• What to do
Do not copy the pictures; transcribe all other material exactly.

<<<<

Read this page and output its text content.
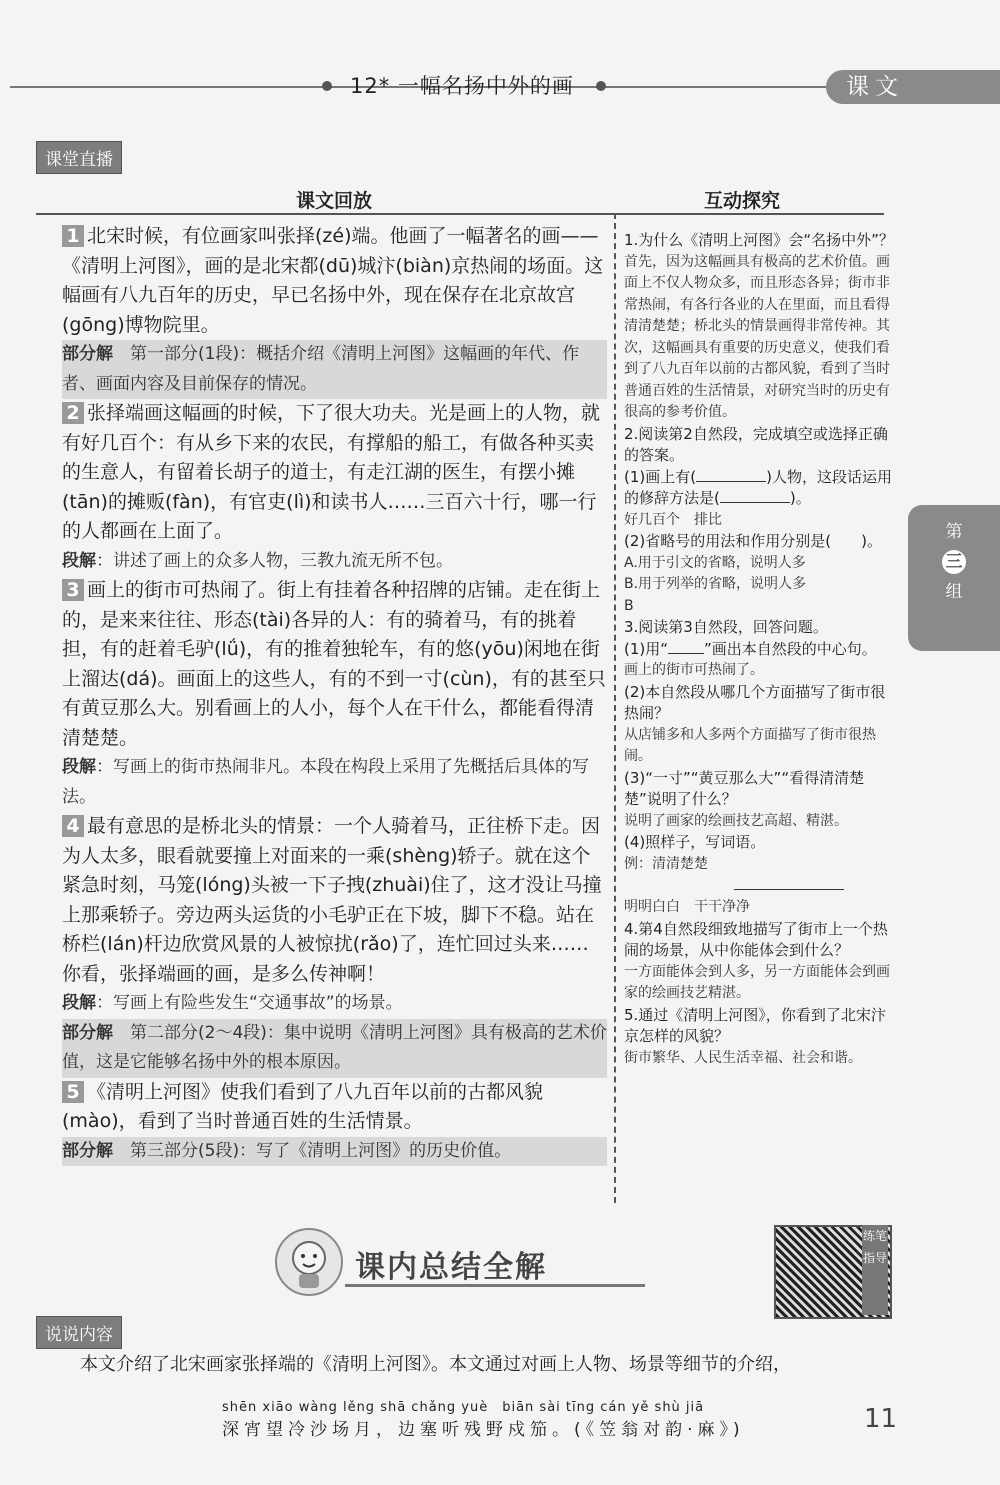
12* 一幅名扬中外的画	课文
课堂直播
课文回放	互动探究

1 北宋时候，有位画家叫张择(zé)端。他画了一幅著名的画——《清明上河图》，画的是北宋都(dū)城汴(biàn)京热闹的场面。这幅画有八九百年的历史，早已名扬中外，现在保存在北京故宫(gōng)博物院里。

部分解　 第一部分(1段)：概括介绍《清明上河图》这幅画的年代、作者、画面内容及目前保存的情况。

2 张择端画这幅画的时候，下了很大功夫。光是画上的人物，就有好几百个：有从乡下来的农民，有撑船的船工，有做各种买卖的生意人，有留着长胡子的道士，有走江湖的医生，有摆小摊(tān)的摊贩(fàn)，有官吏(lì)和读书人……三百六十行，哪一行的人都画在上面了。

段解：讲述了画上的众多人物，三教九流无所不包。

3 画上的街市可热闹了。街上有挂着各种招牌的店铺。走在街上的，是来来往往、形态(tài)各异的人：有的骑着马，有的挑着担，有的赶着毛驴(lǘ)，有的推着独轮车，有的悠(yōu)闲地在街上溜达(dá)。画面上的这些人，有的不到一寸(cùn)，有的甚至只有黄豆那么大。别看画上的人小，每个人在干什么，都能看得清清楚楚。

段解：写画上的街市热闹非凡。本段在构段上采用了先概括后具体的写法。

4 最有意思的是桥北头的情景：一个人骑着马，正往桥下走。因为人太多，眼看就要撞上对面来的一乘(shèng)轿子。就在这个紧急时刻，马笼(lóng)头被一下子拽(zhuài)住了，这才没让马撞上那乘轿子。旁边两头运货的小毛驴正在下坡，脚下不稳。站在桥栏(lán)杆边欣赏风景的人被惊扰(rǎo)了，连忙回过头来……你看，张择端画的画，是多么传神啊！

段解：写画上有险些发生“交通事故”的场景。

部分解　 第二部分(2～4段)：集中说明《清明上河图》具有极高的艺术价值，这是它能够名扬中外的根本原因。

5 《清明上河图》使我们看到了八九百年以前的古都风貌(mào)，看到了当时普通百姓的生活情景。

部分解　 第三部分(5段)：写了《清明上河图》的历史价值。

1.为什么《清明上河图》会“名扬中外”？
首先，因为这幅画具有极高的艺术价值。画面上不仅人物众多，而且形态各异；街市非常热闹，有各行各业的人在里面，而且看得清清楚楚；桥北头的情景画得非常传神。其次，这幅画具有重要的历史意义，使我们看到了八九百年以前的古都风貌，看到了当时普通百姓的生活情景，对研究当时的历史有很高的参考价值。
2.阅读第2自然段，完成填空或选择正确的答案。
(1)画上有(	)人物，这段话运用的修辞方法是(	)。
好几百个　排比
(2)省略号的用法和作用分别是(　　)。
A.用于引文的省略，说明人多
B.用于列举的省略，说明人多
B
3.阅读第3自然段，回答问题。
(1)用“ ”画出本自然段的中心句。
画上的街市可热闹了。
(2)本自然段从哪几个方面描写了街市很热闹？
从店铺多和人多两个方面描写了街市很热闹。
(3)“一寸”“黄豆那么大”“看得清清楚楚”说明了什么？
说明了画家的绘画技艺高超、精湛。
(4)照样子，写词语。
例：清清楚楚
明明白白　干干净净
4.第4自然段细致地描写了街市上一个热闹的场景，从中你能体会到什么？
一方面能体会到人多，另一方面能体会到画家的绘画技艺精湛。
5.通过《清明上河图》，你看到了北宋汴京怎样的风貌？
街市繁华、人民生活幸福、社会和谐。
第
三
组
课内总结全解
练笔指导
说说内容
本文介绍了北宋画家张择端的《清明上河图》。本文通过对画上人物、场景等细节的介绍，
shēn xiāo wàng lěng shā chǎng yuè　biān sài tīng cán yě shù jiā
深宵望冷沙场月，边塞听残野戍笳。(《笠翁对韵·麻》)	11
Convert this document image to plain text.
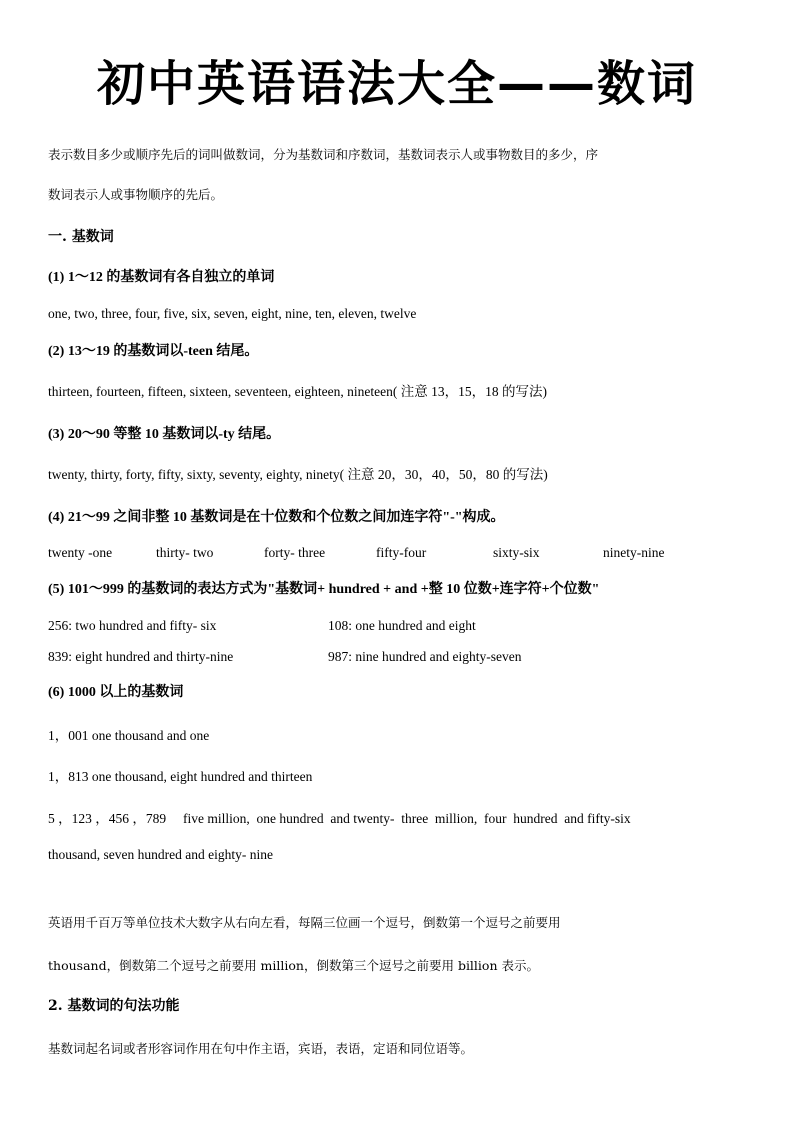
初中英语语法大全——数词
表示数目多少或顺序先后的词叫做数词，分为基数词和序数词，基数词表示人或事物数目的多少，序
数词表示人或事物顺序的先后。
一. 基数词
(1) 1～12 的基数词有各自独立的单词
one, two, three, four, five, six, seven, eight, nine, ten, eleven, twelve
(2) 13～19 的基数词以-teen 结尾。
thirteen, fourteen, fifteen, sixteen, seventeen, eighteen, nineteen( 注意 13，15，18 的写法)
(3) 20～90 等整 10 基数词以-ty 结尾。
twenty, thirty, forty, fifty, sixty, seventy, eighty, ninety( 注意 20，30，40，50，80 的写法)
(4) 21～99 之间非整 10 基数词是在十位数和个位数之间加连字符"-"构成。
twenty -one	thirty- two	forty- three	fifty-four	sixty-six	ninety-nine
(5) 101～999 的基数词的表达方式为"基数词+ hundred + and +整 10 位数+连字符+个位数"
256: two hundred and fifty- six	108: one hundred and eight
839: eight hundred and thirty-nine	987: nine hundred and eighty-seven
(6) 1000 以上的基数词
1，001 one thousand and one
1，813 one thousand, eight hundred and thirteen
5 ，123 ，456 ，789     five million,  one hundred  and twenty-  three  million,  four  hundred  and fifty-six
thousand, seven hundred and eighty- nine
英语用千百万等单位技术大数字从右向左看，每隔三位画一个逗号，倒数第一个逗号之前要用
thousand，倒数第二个逗号之前要用 million，倒数第三个逗号之前要用 billion 表示。
2. 基数词的句法功能
基数词起名词或者形容词作用在句中作主语，宾语，表语，定语和同位语等。
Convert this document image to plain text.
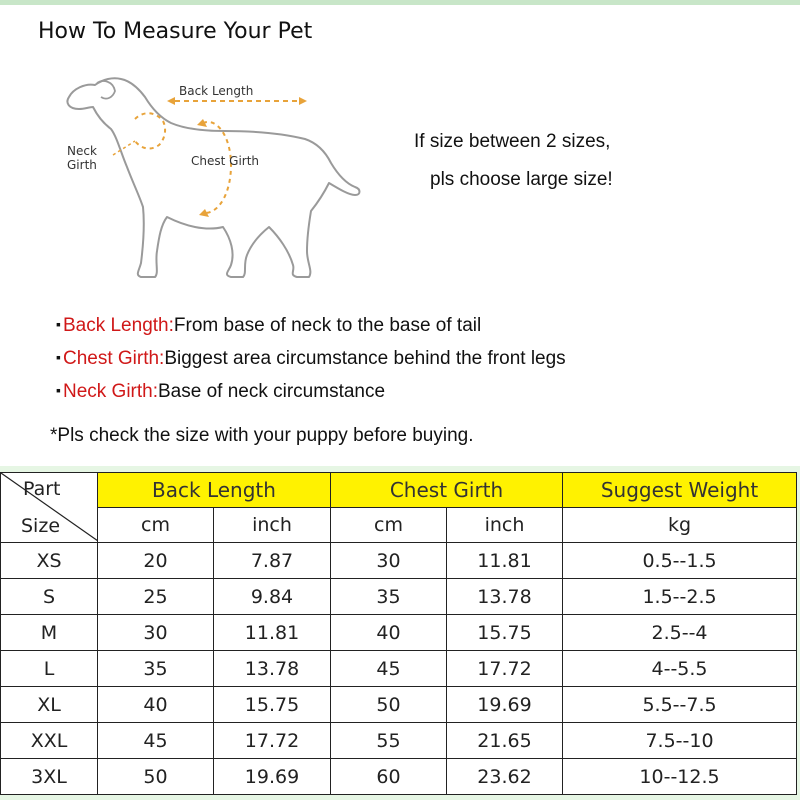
How To Measure Your Pet
Back Length
Neck
Girth	Chest Girth
If size between 2 sizes,
pls choose large size!
▪ Back Length:From base of neck to the base of tail
▪ Chest Girth:Biggest area circumstance behind the front legs
▪ Neck Girth:Base of neck circumstance
*Pls check the size with your puppy before buying.
Part
Size	Back Length		Chest Girth		Suggest Weight
	cm	inch	cm	inch	kg
XS	20	7.87	30	11.81	0.5--1.5
S	25	9.84	35	13.78	1.5--2.5
M	30	11.81	40	15.75	2.5--4
L	35	13.78	45	17.72	4--5.5
XL	40	15.75	50	19.69	5.5--7.5
XXL	45	17.72	55	21.65	7.5--10
3XL	50	19.69	60	23.62	10--12.5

>>>>

• Output of the task
Read this page and output its text content.
12* 一幅名扬中外的画	课文
课堂直播
课文回放	互动探究

1 北宋时候，有位画家叫张择(zé)端。他画了一幅著名的画——《清明上河图》，画的是北宋都(dū)城汴(biàn)京热闹的场面。这幅画有八九百年的历史，早已名扬中外，现在保存在北京故宫(gōng)博物院里。

部分解　 第一部分(1段)：概括介绍《清明上河图》这幅画的年代、作者、画面内容及目前保存的情况。

2 张择端画这幅画的时候，下了很大功夫。光是画上的人物，就有好几百个：有从乡下来的农民，有撑船的船工，有做各种买卖的生意人，有留着长胡子的道士，有走江湖的医生，有摆小摊(tān)的摊贩(fàn)，有官吏(lì)和读书人……三百六十行，哪一行的人都画在上面了。

段解：讲述了画上的众多人物，三教九流无所不包。

3 画上的街市可热闹了。街上有挂着各种招牌的店铺。走在街上的，是来来往往、形态(tài)各异的人：有的骑着马，有的挑着担，有的赶着毛驴(lǘ)，有的推着独轮车，有的悠(yōu)闲地在街上溜达(dá)。画面上的这些人，有的不到一寸(cùn)，有的甚至只有黄豆那么大。别看画上的人小，每个人在干什么，都能看得清清楚楚。

段解：写画上的街市热闹非凡。本段在构段上采用了先概括后具体的写法。

4 最有意思的是桥北头的情景：一个人骑着马，正往桥下走。因为人太多，眼看就要撞上对面来的一乘(shèng)轿子。就在这个紧急时刻，马笼(lóng)头被一下子拽(zhuài)住了，这才没让马撞上那乘轿子。旁边两头运货的小毛驴正在下坡，脚下不稳。站在桥栏(lán)杆边欣赏风景的人被惊扰(rǎo)了，连忙回过头来……你看，张择端画的画，是多么传神啊！

段解：写画上有险些发生“交通事故”的场景。

部分解　 第二部分(2～4段)：集中说明《清明上河图》具有极高的艺术价值，这是它能够名扬中外的根本原因。

5 《清明上河图》使我们看到了八九百年以前的古都风貌(mào)，看到了当时普通百姓的生活情景。

部分解　 第三部分(5段)：写了《清明上河图》的历史价值。

1.为什么《清明上河图》会“名扬中外”？
首先，因为这幅画具有极高的艺术价值。画面上不仅人物众多，而且形态各异；街市非常热闹，有各行各业的人在里面，而且看得清清楚楚；桥北头的情景画得非常传神。其次，这幅画具有重要的历史意义，使我们看到了八九百年以前的古都风貌，看到了当时普通百姓的生活情景，对研究当时的历史有很高的参考价值。
2.阅读第2自然段，完成填空或选择正确的答案。
(1)画上有(	)人物，这段话运用的修辞方法是(	)。
好几百个　排比
(2)省略号的用法和作用分别是(　　)。
A.用于引文的省略，说明人多
B.用于列举的省略，说明人多
B
3.阅读第3自然段，回答问题。
(1)用“ ”画出本自然段的中心句。
画上的街市可热闹了。
(2)本自然段从哪几个方面描写了街市很热闹？
从店铺多和人多两个方面描写了街市很热闹。
(3)“一寸”“黄豆那么大”“看得清清楚楚”说明了什么？
说明了画家的绘画技艺高超、精湛。
(4)照样子，写词语。
例：清清楚楚
明明白白　干干净净
4.第4自然段细致地描写了街市上一个热闹的场景，从中你能体会到什么？
一方面能体会到人多，另一方面能体会到画家的绘画技艺精湛。
5.通过《清明上河图》，你看到了北宋汴京怎样的风貌？
街市繁华、人民生活幸福、社会和谐。
第
三
组
课内总结全解
练笔指导
说说内容
本文介绍了北宋画家张择端的《清明上河图》。本文通过对画上人物、场景等细节的介绍，
shēn xiāo wàng lěng shā chǎng yuè　biān sài tīng cán yě shù jiā
深宵望冷沙场月，边塞听残野戍笳。(《笠翁对韵·麻》)	11
Convert this document image to plain text.
初中英语语法大全——数词
表示数目多少或顺序先后的词叫做数词，分为基数词和序数词，基数词表示人或事物数目的多少，序
数词表示人或事物顺序的先后。
一. 基数词
(1) 1～12 的基数词有各自独立的单词
one, two, three, four, five, six, seven, eight, nine, ten, eleven, twelve
(2) 13～19 的基数词以-teen 结尾。
thirteen, fourteen, fifteen, sixteen, seventeen, eighteen, nineteen( 注意 13，15，18 的写法)
(3) 20～90 等整 10 基数词以-ty 结尾。
twenty, thirty, forty, fifty, sixty, seventy, eighty, ninety( 注意 20，30，40，50，80 的写法)
(4) 21～99 之间非整 10 基数词是在十位数和个位数之间加连字符"-"构成。
twenty -one	thirty- two	forty- three	fifty-four	sixty-six	ninety-nine
(5) 101～999 的基数词的表达方式为"基数词+ hundred + and +整 10 位数+连字符+个位数"
256: two hundred and fifty- six	108: one hundred and eight
839: eight hundred and thirty-nine	987: nine hundred and eighty-seven
(6) 1000 以上的基数词
1，001 one thousand and one
1，813 one thousand, eight hundred and thirteen
5 ，123 ，456 ，789     five million,  one hundred  and twenty-  three  million,  four  hundred  and fifty-six
thousand, seven hundred and eighty- nine
英语用千百万等单位技术大数字从右向左看，每隔三位画一个逗号，倒数第一个逗号之前要用
thousand，倒数第二个逗号之前要用 million，倒数第三个逗号之前要用 billion 表示。
2. 基数词的句法功能
基数词起名词或者形容词作用在句中作主语，宾语，表语，定语和同位语等。
Convert this document image to plain text.
How To Measure Your Pet
Back Length
Neck
Girth	Chest Girth
If size between 2 sizes,
pls choose large size!
▪ Back Length:From base of neck to the base of tail
▪ Chest Girth:Biggest area circumstance behind the front legs
▪ Neck Girth:Base of neck circumstance
*Pls check the size with your puppy before buying.
Part
Size	Back Length		Chest Girth		Suggest Weight
	cm	inch	cm	inch	kg
XS	20	7.87	30	11.81	0.5--1.5
S	25	9.84	35	13.78	1.5--2.5
M	30	11.81	40	15.75	2.5--4
L	35	13.78	45	17.72	4--5.5
XL	40	15.75	50	19.69	5.5--7.5
XXL	45	17.72	55	21.65	7.5--10
3XL	50	19.69	60	23.62	10--12.5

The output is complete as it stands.